How many lines in this material include the string "bord"? Answer with the number and nothing further.

START

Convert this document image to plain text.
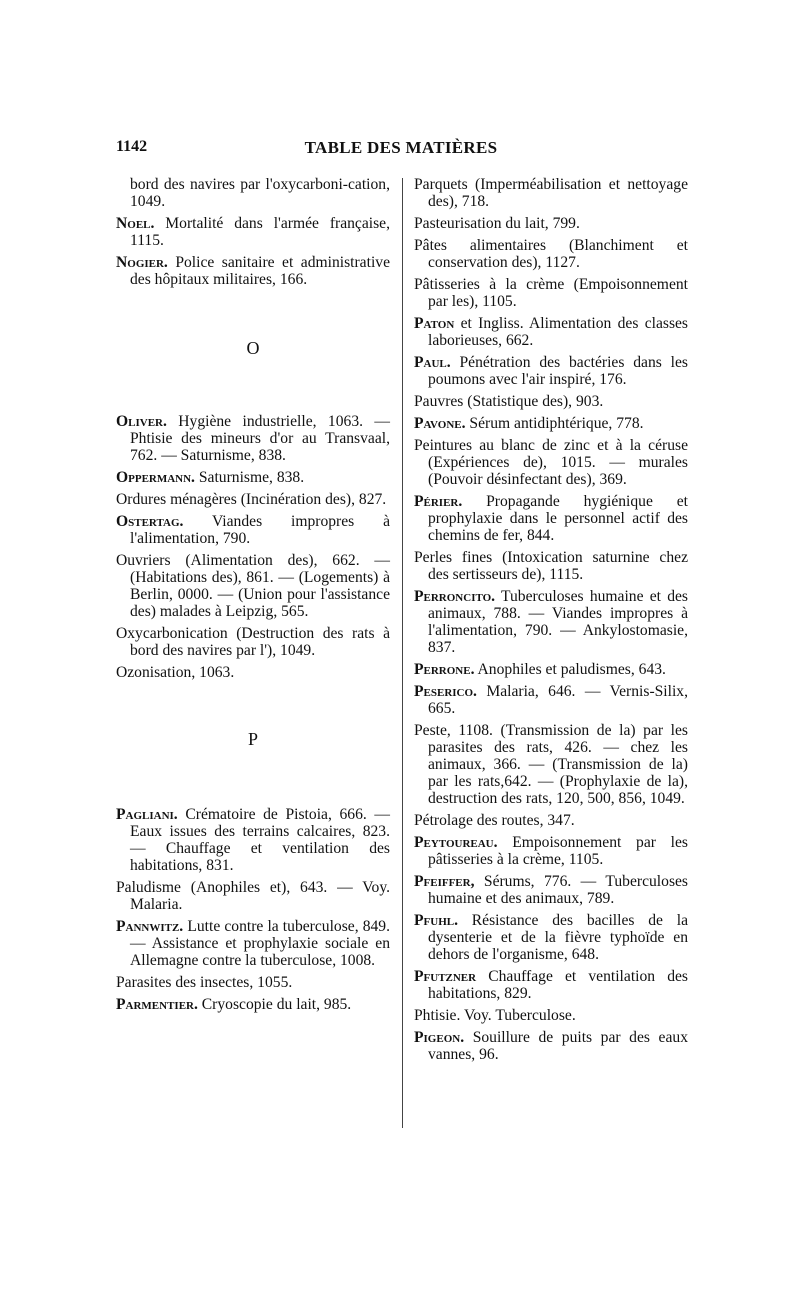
1142	TABLE DES MATIÈRES

bord des navires par l'oxycarboni-cation, 1049.

Noel. Mortalité dans l'armée française, 1115.

Nogier. Police sanitaire et administrative des hôpitaux militaires, 166.

O

Oliver. Hygiène industrielle, 1063. — Phtisie des mineurs d'or au Transvaal, 762. — Saturnisme, 838.

Oppermann. Saturnisme, 838.

Ordures ménagères (Incinération des), 827.

Ostertag. Viandes impropres à l'alimentation, 790.

Ouvriers (Alimentation des), 662. — (Habitations des), 861. — (Logements) à Berlin, 0000. — (Union pour l'assistance des) malades à Leipzig, 565.

Oxycarbonication (Destruction des rats à bord des navires par l'), 1049.

Ozonisation, 1063.

P

Pagliani. Crématoire de Pistoia, 666. — Eaux issues des terrains calcaires, 823. — Chauffage et ventilation des habitations, 831.

Paludisme (Anophiles et), 643. — Voy. Malaria.

Pannwitz. Lutte contre la tuberculose, 849. — Assistance et prophylaxie sociale en Allemagne contre la tuberculose, 1008.

Parasites des insectes, 1055.

Parmentier. Cryoscopie du lait, 985.

Parquets (Imperméabilisation et nettoyage des), 718.

Pasteurisation du lait, 799.

Pâtes alimentaires (Blanchiment et conservation des), 1127.

Pâtisseries à la crème (Empoisonnement par les), 1105.

Paton et Ingliss. Alimentation des classes laborieuses, 662.

Paul. Pénétration des bactéries dans les poumons avec l'air inspiré, 176.

Pauvres (Statistique des), 903.

Pavone. Sérum antidiphtérique, 778.

Peintures au blanc de zinc et à la céruse (Expériences de), 1015. — murales (Pouvoir désinfectant des), 369.

Périer. Propagande hygiénique et prophylaxie dans le personnel actif des chemins de fer, 844.

Perles fines (Intoxication saturnine chez des sertisseurs de), 1115.

Perroncito. Tuberculoses humaine et des animaux, 788. — Viandes impropres à l'alimentation, 790. — Ankylostomasie, 837.

Perrone. Anophiles et paludismes, 643.

Peserico. Malaria, 646. — Vernis-Silix, 665.

Peste, 1108. (Transmission de la) par les parasites des rats, 426. — chez les animaux, 366. — (Transmission de la) par les rats,642. — (Prophylaxie de la), destruction des rats, 120, 500, 856, 1049.

Pétrolage des routes, 347.

Peytoureau. Empoisonnement par les pâtisseries à la crème, 1105.

Pfeiffer, Sérums, 776. — Tuberculoses humaine et des animaux, 789.

Pfuhl. Résistance des bacilles de la dysenterie et de la fièvre typhoïde en dehors de l'organisme, 648.

Pfutzner Chauffage et ventilation des habitations, 829.

Phtisie. Voy. Tuberculose.

Pigeon. Souillure de puits par des eaux vannes, 96.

END

### Full output
2